**TASK**
What follows is a listing to be transcribed exactly.

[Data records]
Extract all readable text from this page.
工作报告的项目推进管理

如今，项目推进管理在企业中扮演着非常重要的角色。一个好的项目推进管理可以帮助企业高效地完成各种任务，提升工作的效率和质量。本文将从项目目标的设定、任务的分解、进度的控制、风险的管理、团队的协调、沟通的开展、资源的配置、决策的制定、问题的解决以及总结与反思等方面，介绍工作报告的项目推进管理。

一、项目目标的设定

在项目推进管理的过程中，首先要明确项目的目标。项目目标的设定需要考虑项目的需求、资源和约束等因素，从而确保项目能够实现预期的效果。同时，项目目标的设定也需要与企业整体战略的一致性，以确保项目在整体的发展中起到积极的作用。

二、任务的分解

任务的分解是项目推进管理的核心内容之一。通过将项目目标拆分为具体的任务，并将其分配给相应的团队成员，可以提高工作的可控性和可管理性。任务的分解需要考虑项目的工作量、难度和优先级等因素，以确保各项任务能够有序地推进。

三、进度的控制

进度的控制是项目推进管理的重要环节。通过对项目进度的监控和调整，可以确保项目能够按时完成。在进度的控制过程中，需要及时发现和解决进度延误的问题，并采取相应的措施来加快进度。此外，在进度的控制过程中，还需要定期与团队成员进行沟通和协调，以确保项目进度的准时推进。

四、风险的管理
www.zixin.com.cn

**THE RESPONSE**
Extract all readable text from this page.
工作报告的项目推进管理

如今，项目推进管理在企业中扮演着非常重要的角色。一个好的项目推进管理可以帮助企业高效地完成各种任务，提升工作的效率和质量。本文将从项目目标的设定、任务的分解、进度的控制、风险的管理、团队的协调、沟通的开展、资源的配置、决策的制定、问题的解决以及总结与反思等方面，介绍工作报告的项目推进管理。

一、项目目标的设定

在项目推进管理的过程中，首先要明确项目的目标。项目目标的设定需要考虑项目的需求、资源和约束等因素，从而确保项目能够实现预期的效果。同时，项目目标的设定也需要与企业整体战略的一致性，以确保项目在整体的发展中起到积极的作用。

二、任务的分解

任务的分解是项目推进管理的核心内容之一。通过将项目目标拆分为具体的任务，并将其分配给相应的团队成员，可以提高工作的可控性和可管理性。任务的分解需要考虑项目的工作量、难度和优先级等因素，以确保各项任务能够有序地推进。

三、进度的控制

进度的控制是项目推进管理的重要环节。通过对项目进度的监控和调整，可以确保项目能够按时完成。在进度的控制过程中，需要及时发现和解决进度延误的问题，并采取相应的措施来加快进度。此外，在进度的控制过程中，还需要定期与团队成员进行沟通和协调，以确保项目进度的准时推进。

四、风险的管理
www.zixin.com.cn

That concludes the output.